> EXTRAIT DU TEXTE:
En 1877, le maire de Bordeaux donnait à l’avenue de Paris, entre le pont de pierre et Cenon, le nom d’Adolphe Thiers, « espérant sans doute que sa notoriété comme chef d’Etat pouvait effacer le parcours politique aussi sinistre que sinueux d’un homme ambitieux, autoritaire et surtout criminel ».

150 après la Commune de Paris réprimée dans le sang par celui qui dirigeait alors le gouvernement provisoire de la France à Versailles, des habitants de la Bastide demandaient en ces termes à Pierre Hurmic de faire machine arrière : dénommer l’avenue, mais aussi l’école et le gymnase éponymes situés dans le quartier. Pour, pourquoi pas, les rebaptiser – « Louise Michel, Flora Tristan, la Commune de Paris ou… » autre, suggèrent-ils. 

Après plusieurs actions menées l’an dernier, dont une pétition qui a réuni à ce jour près de 800 signatures, leur collectif, baptisé Louise Michel, appelle à un nouveau rassemblement au début de l’avenue Thiers, ce vendredi 18 mars, date anniversaire du début de l’insurrection parisienne.

« Massacreur de peuple »

> CONSIGNES:
1. Réécrivez sous forme de liste le paragraphe de l'article sur l'avenue Thiers qui commence par « Après plusieurs actions menées », en conservant ses faits essentiels.
2. Rédigez, s'il vous plaît, la suite de l'article sur l'avenue Thiers à partir de l'intertitre « Massacreur de peuple ».

> DONNÉES FOURNIES:

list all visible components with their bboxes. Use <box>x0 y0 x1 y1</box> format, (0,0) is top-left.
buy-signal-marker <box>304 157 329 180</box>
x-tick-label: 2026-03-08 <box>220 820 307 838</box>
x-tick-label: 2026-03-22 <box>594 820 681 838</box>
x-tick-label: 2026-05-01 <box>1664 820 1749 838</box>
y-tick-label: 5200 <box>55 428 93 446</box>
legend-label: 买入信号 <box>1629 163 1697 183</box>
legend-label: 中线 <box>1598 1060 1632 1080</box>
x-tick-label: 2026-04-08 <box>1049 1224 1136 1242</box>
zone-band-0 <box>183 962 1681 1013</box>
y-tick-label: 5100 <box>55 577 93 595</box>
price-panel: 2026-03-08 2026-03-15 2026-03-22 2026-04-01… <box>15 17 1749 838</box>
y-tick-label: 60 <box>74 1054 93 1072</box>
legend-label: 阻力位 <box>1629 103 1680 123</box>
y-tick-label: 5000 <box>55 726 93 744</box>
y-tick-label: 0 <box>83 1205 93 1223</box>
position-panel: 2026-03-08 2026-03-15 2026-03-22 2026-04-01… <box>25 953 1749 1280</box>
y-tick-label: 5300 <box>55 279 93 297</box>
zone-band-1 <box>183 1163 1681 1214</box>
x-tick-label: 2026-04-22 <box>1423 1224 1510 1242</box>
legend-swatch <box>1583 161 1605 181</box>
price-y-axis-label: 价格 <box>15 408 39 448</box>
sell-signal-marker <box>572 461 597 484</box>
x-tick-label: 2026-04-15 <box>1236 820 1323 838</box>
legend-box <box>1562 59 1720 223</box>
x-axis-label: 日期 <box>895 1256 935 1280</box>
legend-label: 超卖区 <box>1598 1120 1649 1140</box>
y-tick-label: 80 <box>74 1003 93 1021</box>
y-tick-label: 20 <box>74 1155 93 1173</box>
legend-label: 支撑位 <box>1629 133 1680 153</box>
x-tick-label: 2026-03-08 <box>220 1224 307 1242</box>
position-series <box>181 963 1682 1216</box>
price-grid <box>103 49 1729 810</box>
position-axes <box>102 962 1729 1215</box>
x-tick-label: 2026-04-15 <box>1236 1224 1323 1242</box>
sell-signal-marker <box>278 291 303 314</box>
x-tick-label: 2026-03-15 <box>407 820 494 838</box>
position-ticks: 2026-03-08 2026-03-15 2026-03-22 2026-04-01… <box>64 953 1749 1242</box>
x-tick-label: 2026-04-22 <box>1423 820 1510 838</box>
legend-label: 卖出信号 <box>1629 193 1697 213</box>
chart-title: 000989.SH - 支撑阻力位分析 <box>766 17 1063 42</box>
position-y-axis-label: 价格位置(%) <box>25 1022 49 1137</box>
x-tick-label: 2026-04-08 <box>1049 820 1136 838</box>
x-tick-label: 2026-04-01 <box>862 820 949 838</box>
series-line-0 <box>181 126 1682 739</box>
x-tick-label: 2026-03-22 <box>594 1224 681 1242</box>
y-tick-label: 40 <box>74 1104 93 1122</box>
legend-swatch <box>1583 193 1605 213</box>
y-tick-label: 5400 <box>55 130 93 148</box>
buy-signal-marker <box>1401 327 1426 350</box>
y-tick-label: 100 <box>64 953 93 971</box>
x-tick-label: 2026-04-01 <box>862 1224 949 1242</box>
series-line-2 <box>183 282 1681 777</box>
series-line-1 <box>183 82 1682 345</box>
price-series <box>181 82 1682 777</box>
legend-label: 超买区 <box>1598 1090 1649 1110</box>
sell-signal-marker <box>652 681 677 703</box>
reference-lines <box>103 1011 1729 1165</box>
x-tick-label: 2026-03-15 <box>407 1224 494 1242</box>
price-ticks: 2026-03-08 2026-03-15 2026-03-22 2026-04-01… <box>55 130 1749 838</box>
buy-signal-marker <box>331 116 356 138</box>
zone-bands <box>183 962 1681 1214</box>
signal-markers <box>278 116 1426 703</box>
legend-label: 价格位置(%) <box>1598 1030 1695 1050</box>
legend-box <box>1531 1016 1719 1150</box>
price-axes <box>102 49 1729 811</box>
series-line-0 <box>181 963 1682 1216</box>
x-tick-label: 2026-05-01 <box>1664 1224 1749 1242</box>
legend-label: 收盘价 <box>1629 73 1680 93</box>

> RÉPONSES PAR CONSIGNE:
1.
- Plusieurs actions ont été menées l'an dernier, dont une pétition qui a réuni à ce jour près de 800 signatures.
- Le collectif, baptisé Louise Michel, appelle à un nouveau rassemblement au début de l'avenue Thiers.
- Ce rassemblement a lieu le vendredi 18 mars, date anniversaire du début de l'insurrection parisienne.

2.
Car après avoir écrit le 11 octobre 2021 au maire de Bordeaux et aux membres du conseil municipal, ce collectif s’est étonné le 15 mars sur Twitter de ne toujours pas avoir reçu de réponse officielle. L’interpellation a été notamment relayée par l’historienne Ludivine Bantigny, qui demande à Pierre Hurmic « comment une grande avenue de Bordeaux, une ville si soucieuse d’histoire, peut encore porter le nom d’un massacreur de peuple ».

« La Ville a toujours répondu aux sollicitations reçues sur cette question », réplique-t-on côté mairie, qui nous fait suivre un courrier signé de Stéphane Gomot, conseiller municipal délégué à la mémoire et au patrimoine, et adressé le 7 janvier dernier à deux des membres du collectif d’habitants – Bertrand Gilardeau et Emmanuelle Bourgeois, celle-ci affirmant ne jamais l’avoir reçu.

Inconnu à cette adresse

Dans cette lettre, l’élu salue leur « engagement et les actions menées pour un travail mémoriel ». Mais il leur fait surtout part du refus de Pierre Hurmic de débaptiser les voies et espaces publics bordelais :

« Au delà des préoccupations pratiques de changement d’adresse pour les riverains, la municipalité a choisi de faire œuvre de pédagogie en installant, sous le nom de certains hommes et certaines femmes, des explications. Ce travail sur les plaques explicatives a d’ores et déjà été engagé sur quelques voies (notamment sur celles rendant hommage à des armateurs ou des négociants bordelais qui ont été impliqués dans le commercer triangulaire et la traite négrière) et il se poursuivra. »

Y compris pour l’avenue Thiers, indique à Rue89 Bordeaux Stéphane Gomot. Dans son courrier, ce dernier signale néanmoins que « pour les équipements publics, et plus particulièrement pour les écoles », la municipalité « partage avec vous la nécessité d’une dénomination qui porte des valeurs positives, voire qui soit source de fierté pour les enfants ».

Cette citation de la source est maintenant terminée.